Can Wave-Powered Ocean Data Centers Work? Inside Panthalassa's $1B Bet
Panthalassa raised $140M at a near-$1B mark in May 2026. Every figure that carries the case, including 2 cents per kWh, remains unproven at sea.
1. Where opinion stands
Investor opinion on Panthalassa is unusually convergent on the technical concept and unusually divided on its economics. Across venture backers, marine engineers, and technology journalists, there is near-uniform agreement that the idea is ingenious and that it targets a strategic bottleneck: the inability of terrestrial grids to supply power to AI data centers fast enough. There is equally broad agreement that the business is commercially unproven and that survivability and maintenance economics, not physics, are the binding constraints [5][6]. The sharpest disagreement is over a single number: the company's claim of roughly $0.02 per kilowatt-hour for delivered energy. Named backers treat it as a credible target of a validated design; credible skeptics treat it as an artifact that collapses once offshore operations, corrosion, biofouling, and insurance are priced in [5][6].

» GIVEN EXERCISE A
Duplicate the passage of the Panthalassa article between "Can Wave-Powered Ocean" and "unproven at sea.", inclusive.
» GIVEN EXERCISE B
According to the Panthalassa article, which costs do skeptics say make the $0.02 per kilowatt-hour claim collapse once they are priced in? List all of them.
» GIVEN EXERCISE C
Extend the article on Panthalassa's wave-powered ocean data centers, starting after its final sentence.

» RAW DATA
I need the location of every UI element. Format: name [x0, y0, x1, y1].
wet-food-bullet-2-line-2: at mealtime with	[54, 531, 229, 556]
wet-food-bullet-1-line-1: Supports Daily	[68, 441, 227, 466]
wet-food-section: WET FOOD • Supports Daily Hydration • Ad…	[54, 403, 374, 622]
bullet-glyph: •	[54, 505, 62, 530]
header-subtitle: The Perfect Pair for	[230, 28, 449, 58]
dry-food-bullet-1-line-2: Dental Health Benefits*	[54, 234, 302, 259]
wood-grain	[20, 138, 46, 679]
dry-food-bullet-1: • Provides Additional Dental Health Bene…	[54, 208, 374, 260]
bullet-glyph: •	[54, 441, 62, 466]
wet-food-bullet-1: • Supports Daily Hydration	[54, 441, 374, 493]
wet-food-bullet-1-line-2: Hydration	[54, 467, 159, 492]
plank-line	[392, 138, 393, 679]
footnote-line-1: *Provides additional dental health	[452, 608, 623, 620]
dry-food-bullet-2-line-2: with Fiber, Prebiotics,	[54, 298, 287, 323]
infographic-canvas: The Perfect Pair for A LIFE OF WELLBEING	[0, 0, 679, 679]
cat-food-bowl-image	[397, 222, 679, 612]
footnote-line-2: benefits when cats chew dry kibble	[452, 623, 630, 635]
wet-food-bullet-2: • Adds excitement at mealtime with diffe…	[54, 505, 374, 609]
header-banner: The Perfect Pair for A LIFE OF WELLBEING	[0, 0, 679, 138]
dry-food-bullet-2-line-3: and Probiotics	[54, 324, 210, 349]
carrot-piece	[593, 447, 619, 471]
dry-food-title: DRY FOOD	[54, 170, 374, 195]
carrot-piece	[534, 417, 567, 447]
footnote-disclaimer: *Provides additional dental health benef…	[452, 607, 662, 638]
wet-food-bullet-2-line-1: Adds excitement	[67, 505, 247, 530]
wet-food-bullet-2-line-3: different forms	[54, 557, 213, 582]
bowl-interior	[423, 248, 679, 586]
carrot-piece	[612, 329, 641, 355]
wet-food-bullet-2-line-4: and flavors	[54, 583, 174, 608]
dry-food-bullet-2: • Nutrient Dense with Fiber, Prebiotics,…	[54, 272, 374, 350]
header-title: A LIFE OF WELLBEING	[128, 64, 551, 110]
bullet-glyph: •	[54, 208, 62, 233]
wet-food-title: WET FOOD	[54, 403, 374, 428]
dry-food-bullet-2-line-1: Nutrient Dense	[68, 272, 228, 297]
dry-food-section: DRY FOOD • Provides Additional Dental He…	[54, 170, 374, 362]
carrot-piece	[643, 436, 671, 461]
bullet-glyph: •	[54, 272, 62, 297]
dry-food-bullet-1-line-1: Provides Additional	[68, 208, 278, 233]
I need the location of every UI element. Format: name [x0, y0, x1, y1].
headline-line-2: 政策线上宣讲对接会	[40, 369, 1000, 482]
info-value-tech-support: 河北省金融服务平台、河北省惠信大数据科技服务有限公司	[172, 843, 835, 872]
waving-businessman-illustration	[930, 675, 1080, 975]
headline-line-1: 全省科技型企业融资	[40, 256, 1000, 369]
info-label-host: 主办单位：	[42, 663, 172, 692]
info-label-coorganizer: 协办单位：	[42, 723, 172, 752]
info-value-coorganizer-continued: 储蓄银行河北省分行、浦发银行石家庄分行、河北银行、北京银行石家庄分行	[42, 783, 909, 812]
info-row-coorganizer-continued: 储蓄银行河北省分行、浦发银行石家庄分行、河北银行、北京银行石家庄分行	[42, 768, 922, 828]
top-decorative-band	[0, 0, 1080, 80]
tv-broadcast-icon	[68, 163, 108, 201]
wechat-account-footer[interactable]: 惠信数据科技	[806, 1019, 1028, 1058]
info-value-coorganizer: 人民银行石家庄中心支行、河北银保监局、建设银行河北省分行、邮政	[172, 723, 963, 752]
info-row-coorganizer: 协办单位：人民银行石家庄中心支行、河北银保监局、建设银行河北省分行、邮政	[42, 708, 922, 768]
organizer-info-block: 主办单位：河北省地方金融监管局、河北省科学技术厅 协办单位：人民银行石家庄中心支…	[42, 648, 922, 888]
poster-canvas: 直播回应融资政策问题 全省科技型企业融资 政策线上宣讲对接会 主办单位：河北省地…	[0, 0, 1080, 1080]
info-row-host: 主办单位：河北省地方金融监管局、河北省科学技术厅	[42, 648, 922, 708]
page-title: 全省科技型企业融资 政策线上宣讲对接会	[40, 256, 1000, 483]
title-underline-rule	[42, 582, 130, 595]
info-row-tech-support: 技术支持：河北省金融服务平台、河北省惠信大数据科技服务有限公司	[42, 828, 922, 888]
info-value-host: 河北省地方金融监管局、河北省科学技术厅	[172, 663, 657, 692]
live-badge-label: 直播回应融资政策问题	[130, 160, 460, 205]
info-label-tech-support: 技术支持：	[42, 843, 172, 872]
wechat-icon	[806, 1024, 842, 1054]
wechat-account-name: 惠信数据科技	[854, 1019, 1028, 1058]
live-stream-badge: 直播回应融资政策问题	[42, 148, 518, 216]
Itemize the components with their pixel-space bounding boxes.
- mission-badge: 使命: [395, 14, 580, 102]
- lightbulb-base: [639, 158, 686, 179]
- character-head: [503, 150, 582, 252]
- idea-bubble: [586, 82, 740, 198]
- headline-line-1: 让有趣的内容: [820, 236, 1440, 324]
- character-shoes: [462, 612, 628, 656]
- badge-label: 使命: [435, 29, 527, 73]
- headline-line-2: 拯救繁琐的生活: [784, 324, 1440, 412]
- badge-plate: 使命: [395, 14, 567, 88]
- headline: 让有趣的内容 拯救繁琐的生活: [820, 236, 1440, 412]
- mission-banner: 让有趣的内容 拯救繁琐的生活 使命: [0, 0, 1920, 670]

» TASK RESULT A
Can Wave-Powered Ocean Data Centers Work? Inside Panthalassa's $1B Bet
Panthalassa raised $140M at a near-$1B mark in May 2026. Every figure that carries the case, including 2 cents per kWh, remains unproven at sea.

» TASK RESULT B
- offshore operations
- corrosion
- biofouling
- insurance

» TASK RESULT C
Panthalassa is privately held. It has no public equity, no ticker, no SEC filings, no sell-side research, no ratings or price targets, and no institutional-holdings disclosures. The operative opinion landscape is therefore composed of investor convictions, independent technical assessment, journalism, and precedent from wave energy and prior offshore-compute efforts. The absence of public-market scrutiny is itself meaningful: the roughly $1 billion figure attached to the company is a negotiated private mark, not a liquid consensus.

2. Company baseline and technology primer
Panthalassa is a public benefit corporation founded in 2016 and headquartered in Portland, Oregon, with 120 employees [1]. Its engineering bench is drawn from aerospace and technology firms: chief engineer Daniel Place came from SpaceX, and other engineering staff came from Google, Blue Origin, Apple, Boeing, Amazon, and Tesla [8]. It was co-founded by CEO Garth Sheldon-Coulson, who previously served as a senior investment associate at Bridgewater Associates, and Chief Innovation Officer Brian Moffat, who developed a novel wave-energy system for Spindrift Energy before launching Panthalassa [1]. The business model is distinctive: the company sells compute, not electricity. Power is generated and consumed in place, and only AI inference results ("tokens") are returned to shore by low-Earth-orbit satellite, principally SpaceX's Starlink [2][8]. The guiding mantra is "go where the energy is," and management states it will "never be transmitting electricity back to shore," which it frames as the decisive break from all prior ocean-energy efforts [3][5].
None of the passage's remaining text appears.